━━━━━ Information supplied ━━━━━

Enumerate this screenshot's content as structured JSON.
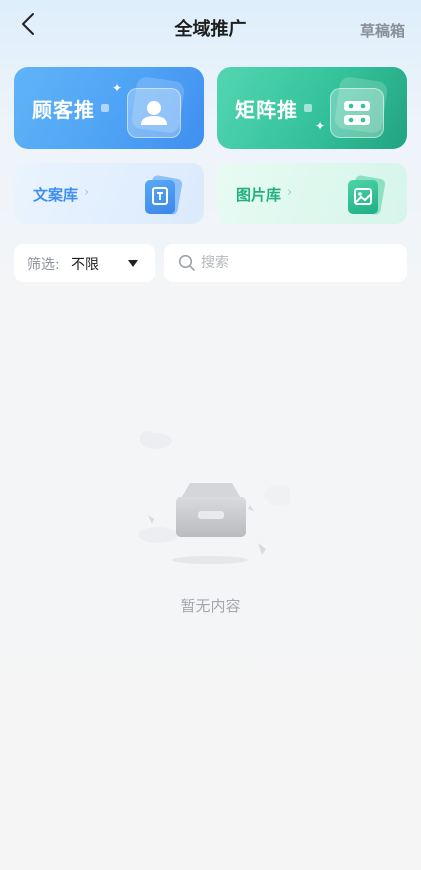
{
  "header": {
    "title": "全域推广",
    "drafts_label": "草稿箱"
  },
  "cards": {
    "customer": {
      "label": "顾客推",
      "icon": "person-icon"
    },
    "matrix": {
      "label": "矩阵推",
      "icon": "matrix-grid-icon"
    },
    "copy_library": {
      "label": "文案库",
      "icon": "document-stack-icon"
    },
    "image_library": {
      "label": "图片库",
      "icon": "image-stack-icon"
    }
  },
  "filter": {
    "label": "筛选:",
    "value": "不限"
  },
  "search": {
    "placeholder": "搜索",
    "value": ""
  },
  "empty_state": {
    "text": "暂无内容",
    "icon": "empty-box-icon"
  },
  "colors": {
    "blue_accent": "#4fa3f5",
    "green_accent": "#34c29a",
    "muted_text": "#a3a7ae"
  }
}
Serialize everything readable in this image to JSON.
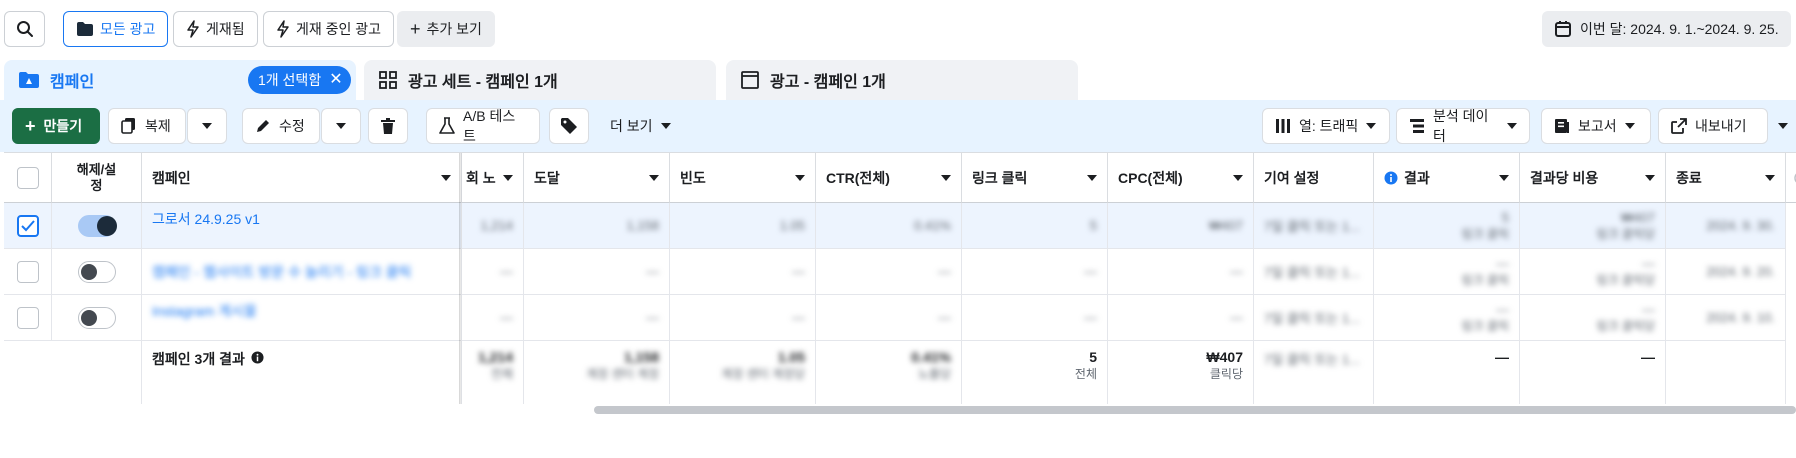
{
  "filters": {
    "all_ads": "모든 광고",
    "published": "게재됨",
    "active_ads": "게재 중인 광고",
    "more": "추가 보기",
    "date_range": "이번 달: 2024. 9. 1.~2024. 9. 25."
  },
  "tabs": {
    "campaign": "캠페인",
    "selected_pill": "1개 선택함",
    "adset": "광고 세트 - 캠페인 1개",
    "ad": "광고 - 캠페인 1개"
  },
  "toolbar": {
    "create": "만들기",
    "duplicate": "복제",
    "edit": "수정",
    "ab_test": "A/B 테스트",
    "more": "더 보기",
    "columns": "열: 트래픽",
    "breakdown": "분석 데이터",
    "reports": "보고서",
    "export": "내보내기"
  },
  "table": {
    "headers": {
      "toggle": "해제/설정",
      "campaign": "캠페인",
      "impressions_partial": "회 노",
      "reach": "도달",
      "frequency": "빈도",
      "ctr": "CTR(전체)",
      "link_clicks": "링크 클릭",
      "cpc": "CPC(전체)",
      "attribution": "기여 설정",
      "results": "결과",
      "cost_per_result": "결과당 비용",
      "ends": "종료"
    },
    "rows": [
      {
        "name": "그로서 24.9.25 v1",
        "impressions": "1,214",
        "reach": "1,158",
        "frequency": "1.05",
        "ctr": "0.41%",
        "link_clicks": "5",
        "cpc": "₩407",
        "attribution": "7일 클릭 또는 1...",
        "results": "5",
        "results_sub": "링크 클릭",
        "cost": "₩407",
        "cost_sub": "링크 클릭당",
        "ends": "2024. 9. 30."
      },
      {
        "name": "캠페인 - 웹사이트 방문 수 늘리기 - 링크 클릭",
        "impressions": "—",
        "reach": "—",
        "frequency": "—",
        "ctr": "—",
        "link_clicks": "—",
        "cpc": "—",
        "attribution": "7일 클릭 또는 1...",
        "results": "—",
        "results_sub": "링크 클릭",
        "cost": "—",
        "cost_sub": "링크 클릭당",
        "ends": "2024. 9. 20."
      },
      {
        "name": "Instagram 게시물",
        "impressions": "—",
        "reach": "—",
        "frequency": "—",
        "ctr": "—",
        "link_clicks": "—",
        "cpc": "—",
        "attribution": "7일 클릭 또는 1...",
        "results": "—",
        "results_sub": "링크 클릭",
        "cost": "—",
        "cost_sub": "링크 클릭당",
        "ends": "2024. 9. 10."
      }
    ],
    "summary": {
      "label": "캠페인 3개 결과",
      "impressions": "1,214",
      "impressions_sub": "전체",
      "reach": "1,158",
      "reach_sub": "계정 센터 계정",
      "frequency": "1.05",
      "frequency_sub": "계정 센터 계정당",
      "ctr": "0.41%",
      "ctr_sub": "노출당",
      "link_clicks": "5",
      "link_clicks_sub": "전체",
      "cpc": "₩407",
      "cpc_sub": "클릭당",
      "attribution": "7일 클릭 또는 1...",
      "results": "—",
      "cost": "—"
    }
  },
  "colors": {
    "accent": "#1877f2",
    "create_button": "#1b6e44",
    "selected_row": "#edf4fe",
    "toolbar_bg": "#e7f3ff"
  }
}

━━━━━

What is expected: Write every entry out again exactly, dropping the pictures.

Solved problem:
Enumerate this screenshot's content as structured JSON.
{
  "header": {
    "title": "全域推广",
    "drafts_label": "草稿箱"
  },
  "cards": {
    "customer": {
      "label": "顾客推",
      "icon": "person-icon"
    },
    "matrix": {
      "label": "矩阵推",
      "icon": "matrix-grid-icon"
    },
    "copy_library": {
      "label": "文案库",
      "icon": "document-stack-icon"
    },
    "image_library": {
      "label": "图片库",
      "icon": "image-stack-icon"
    }
  },
  "filter": {
    "label": "筛选:",
    "value": "不限"
  },
  "search": {
    "placeholder": "搜索",
    "value": ""
  },
  "empty_state": {
    "text": "暂无内容",
    "icon": "empty-box-icon"
  },
  "colors": {
    "blue_accent": "#4fa3f5",
    "green_accent": "#34c29a",
    "muted_text": "#a3a7ae"
  }
}
Serialize everything readable in this image to JSON.
{
  "filters": {
    "all_ads": "모든 광고",
    "published": "게재됨",
    "active_ads": "게재 중인 광고",
    "more": "추가 보기",
    "date_range": "이번 달: 2024. 9. 1.~2024. 9. 25."
  },
  "tabs": {
    "campaign": "캠페인",
    "selected_pill": "1개 선택함",
    "adset": "광고 세트 - 캠페인 1개",
    "ad": "광고 - 캠페인 1개"
  },
  "toolbar": {
    "create": "만들기",
    "duplicate": "복제",
    "edit": "수정",
    "ab_test": "A/B 테스트",
    "more": "더 보기",
    "columns": "열: 트래픽",
    "breakdown": "분석 데이터",
    "reports": "보고서",
    "export": "내보내기"
  },
  "table": {
    "headers": {
      "toggle": "해제/설정",
      "campaign": "캠페인",
      "impressions_partial": "회 노",
      "reach": "도달",
      "frequency": "빈도",
      "ctr": "CTR(전체)",
      "link_clicks": "링크 클릭",
      "cpc": "CPC(전체)",
      "attribution": "기여 설정",
      "results": "결과",
      "cost_per_result": "결과당 비용",
      "ends": "종료"
    },
    "rows": [
      {
        "name": "그로서 24.9.25 v1",
        "impressions": "1,214",
        "reach": "1,158",
        "frequency": "1.05",
        "ctr": "0.41%",
        "link_clicks": "5",
        "cpc": "₩407",
        "attribution": "7일 클릭 또는 1...",
        "results": "5",
        "results_sub": "링크 클릭",
        "cost": "₩407",
        "cost_sub": "링크 클릭당",
        "ends": "2024. 9. 30."
      },
      {
        "name": "캠페인 - 웹사이트 방문 수 늘리기 - 링크 클릭",
        "impressions": "—",
        "reach": "—",
        "frequency": "—",
        "ctr": "—",
        "link_clicks": "—",
        "cpc": "—",
        "attribution": "7일 클릭 또는 1...",
        "results": "—",
        "results_sub": "링크 클릭",
        "cost": "—",
        "cost_sub": "링크 클릭당",
        "ends": "2024. 9. 20."
      },
      {
        "name": "Instagram 게시물",
        "impressions": "—",
        "reach": "—",
        "frequency": "—",
        "ctr": "—",
        "link_clicks": "—",
        "cpc": "—",
        "attribution": "7일 클릭 또는 1...",
        "results": "—",
        "results_sub": "링크 클릭",
        "cost": "—",
        "cost_sub": "링크 클릭당",
        "ends": "2024. 9. 10."
      }
    ],
    "summary": {
      "label": "캠페인 3개 결과",
      "impressions": "1,214",
      "impressions_sub": "전체",
      "reach": "1,158",
      "reach_sub": "계정 센터 계정",
      "frequency": "1.05",
      "frequency_sub": "계정 센터 계정당",
      "ctr": "0.41%",
      "ctr_sub": "노출당",
      "link_clicks": "5",
      "link_clicks_sub": "전체",
      "cpc": "₩407",
      "cpc_sub": "클릭당",
      "attribution": "7일 클릭 또는 1...",
      "results": "—",
      "cost": "—"
    }
  },
  "colors": {
    "accent": "#1877f2",
    "create_button": "#1b6e44",
    "selected_row": "#edf4fe",
    "toolbar_bg": "#e7f3ff"
  }
}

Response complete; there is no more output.